### To do
Identify and pull out each line of the entries in which "PERCUSSION" occurs.
— BEGIN Data for processing —
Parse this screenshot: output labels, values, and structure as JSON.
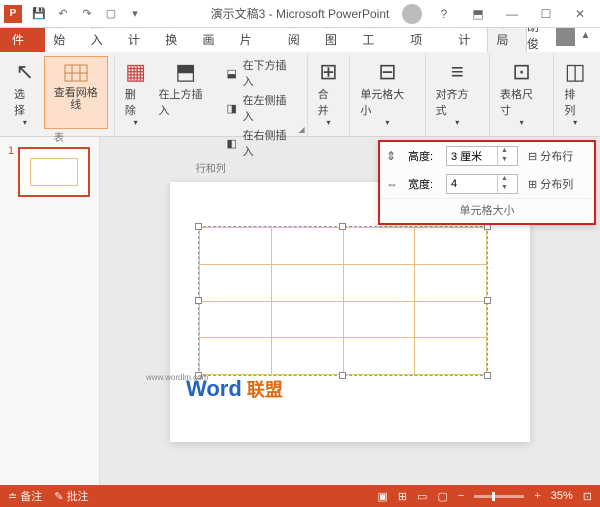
{
  "title": "演示文稿3 - Microsoft PowerPoint",
  "user_name": "胡俊",
  "tabs": {
    "file": "文件",
    "home": "开始",
    "insert": "插入",
    "design": "设计",
    "transitions": "切换",
    "animations": "动画",
    "slideshow": "幻灯片",
    "review": "审阅",
    "view": "视图",
    "developer": "开发工",
    "addins": "加载项",
    "tabledesign": "设计",
    "layout": "布局"
  },
  "ribbon": {
    "select": "选择",
    "view_gridlines": "查看网格线",
    "table_group": "表",
    "delete": "删除",
    "insert_above": "在上方插入",
    "insert_below": "在下方插入",
    "insert_left": "在左侧插入",
    "insert_right": "在右侧插入",
    "rows_cols_group": "行和列",
    "merge": "合并",
    "cell_size": "单元格大小",
    "alignment": "对齐方式",
    "table_size": "表格尺寸",
    "arrange": "排列"
  },
  "panel": {
    "height_label": "高度:",
    "height_value": "3 厘米",
    "width_label": "宽度:",
    "width_value": "4",
    "distribute_rows": "分布行",
    "distribute_cols": "分布列",
    "title": "单元格大小"
  },
  "thumbnail": {
    "num": "1"
  },
  "watermark": {
    "brand1": "Word",
    "brand2": " 联盟",
    "url": "www.wordlm.com"
  },
  "status": {
    "notes": "备注",
    "comments": "批注",
    "zoom": "35%"
  }
}
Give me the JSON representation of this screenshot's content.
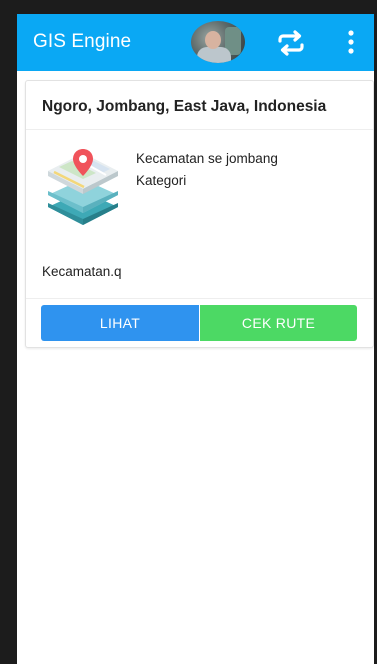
{
  "appbar": {
    "title": "GIS Engine",
    "background_color": "#0AA8F4",
    "icons": [
      "avatar",
      "swap-icon",
      "more-vert-icon"
    ]
  },
  "card": {
    "title": "Ngoro, Jombang, East Java, Indonesia",
    "icon": "map-layers-icon",
    "name": "Kecamatan se jombang",
    "category": "Kategori",
    "file": "Kecamatan.q",
    "buttons": {
      "lihat": "LIHAT",
      "cek_rute": "CEK RUTE"
    },
    "colors": {
      "lihat": "#2F93EF",
      "cek_rute": "#4CD964"
    }
  }
}
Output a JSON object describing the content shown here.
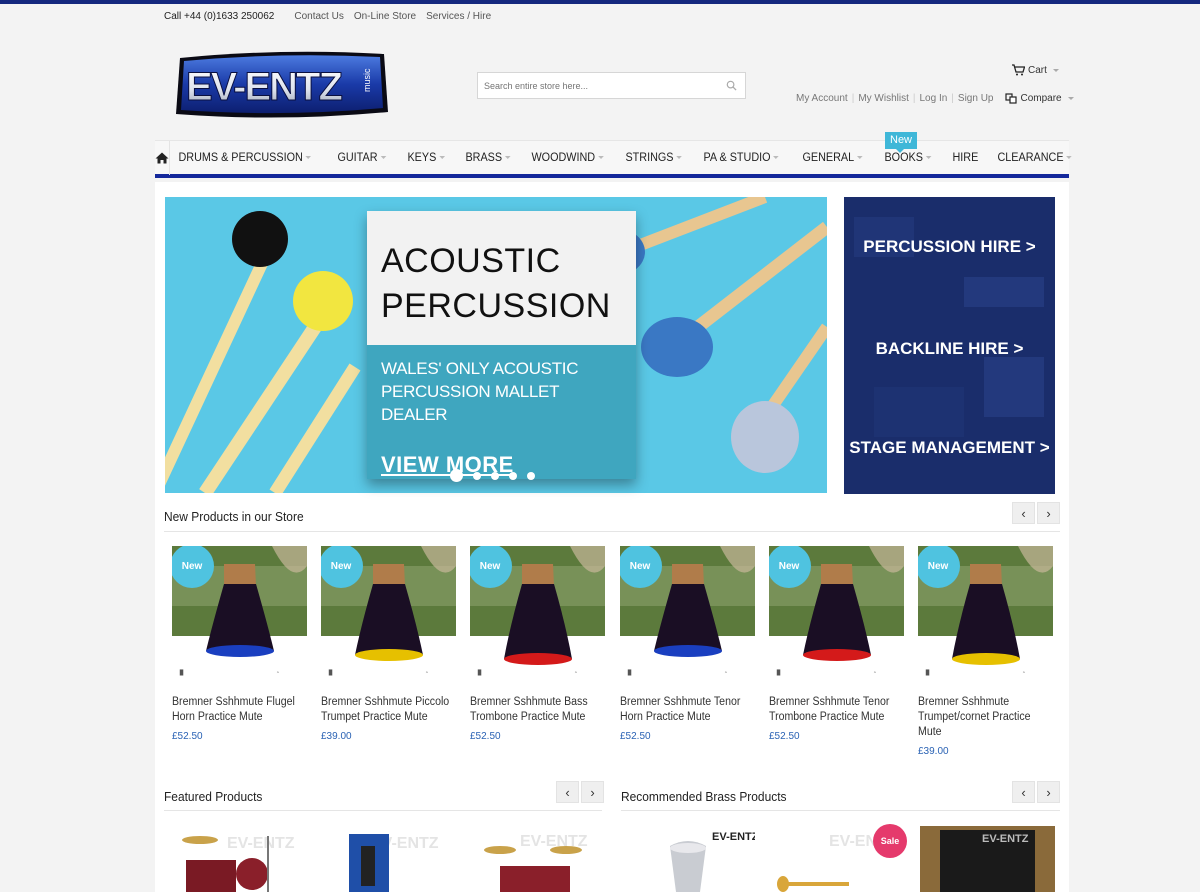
{
  "topbar": {
    "phone": "Call +44 (0)1633 250062",
    "links": [
      "Contact Us",
      "On-Line Store",
      "Services / Hire"
    ]
  },
  "logo": {
    "text": "EV-ENTZ",
    "sub": "music"
  },
  "search": {
    "placeholder": "Search entire store here..."
  },
  "header": {
    "cart_label": "Cart",
    "account_links": [
      "My Account",
      "My Wishlist",
      "Log In",
      "Sign Up"
    ],
    "compare_label": "Compare"
  },
  "nav": {
    "items": [
      "DRUMS & PERCUSSION",
      "GUITAR",
      "KEYS",
      "BRASS",
      "WOODWIND",
      "STRINGS",
      "PA & STUDIO",
      "GENERAL",
      "BOOKS",
      "HIRE",
      "CLEARANCE"
    ],
    "hire_tag": "New"
  },
  "banner": {
    "title_line1": "ACOUSTIC",
    "title_line2": "PERCUSSION",
    "subtitle": "WALES' ONLY ACOUSTIC PERCUSSION MALLET DEALER",
    "cta": "VIEW MORE",
    "slide_count": 5,
    "active_slide": 1
  },
  "hire_panel": {
    "links": [
      "PERCUSSION HIRE >",
      "BACKLINE HIRE >",
      "STAGE MANAGEMENT >"
    ]
  },
  "new_products": {
    "title": "New Products in our Store",
    "items": [
      {
        "badge": "New",
        "name": "Bremner Sshhmute Flugel Horn Practice Mute",
        "price": "£52.50",
        "ring": "#1a3fc0"
      },
      {
        "badge": "New",
        "name": "Bremner Sshhmute Piccolo Trumpet Practice Mute",
        "price": "£39.00",
        "ring": "#e6c000"
      },
      {
        "badge": "New",
        "name": "Bremner Sshhmute Bass Trombone Practice Mute",
        "price": "£52.50",
        "ring": "#d41a1a"
      },
      {
        "badge": "New",
        "name": "Bremner Sshhmute Tenor Horn Practice Mute",
        "price": "£52.50",
        "ring": "#1a3fc0"
      },
      {
        "badge": "New",
        "name": "Bremner Sshhmute Tenor Trombone Practice Mute",
        "price": "£52.50",
        "ring": "#d41a1a"
      },
      {
        "badge": "New",
        "name": "Bremner Sshhmute Trumpet/cornet Practice Mute",
        "price": "£39.00",
        "ring": "#e6c000"
      }
    ]
  },
  "featured": {
    "title": "Featured Products"
  },
  "recommended": {
    "title": "Recommended Brass Products",
    "sale_badge": "Sale"
  },
  "arrows": {
    "prev": "‹",
    "next": "›"
  },
  "colors": {
    "brand_blue": "#14287e",
    "accent_cyan": "#4fc3e0",
    "price_blue": "#2a62b4",
    "sale_pink": "#e53a6c"
  }
}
— END Data for processing —
### Expected answer
      "DRUMS & PERCUSSION",
    "title_line2": "PERCUSSION",
    "subtitle": "WALES' ONLY ACOUSTIC PERCUSSION MALLET DEALER",
      "PERCUSSION HIRE >",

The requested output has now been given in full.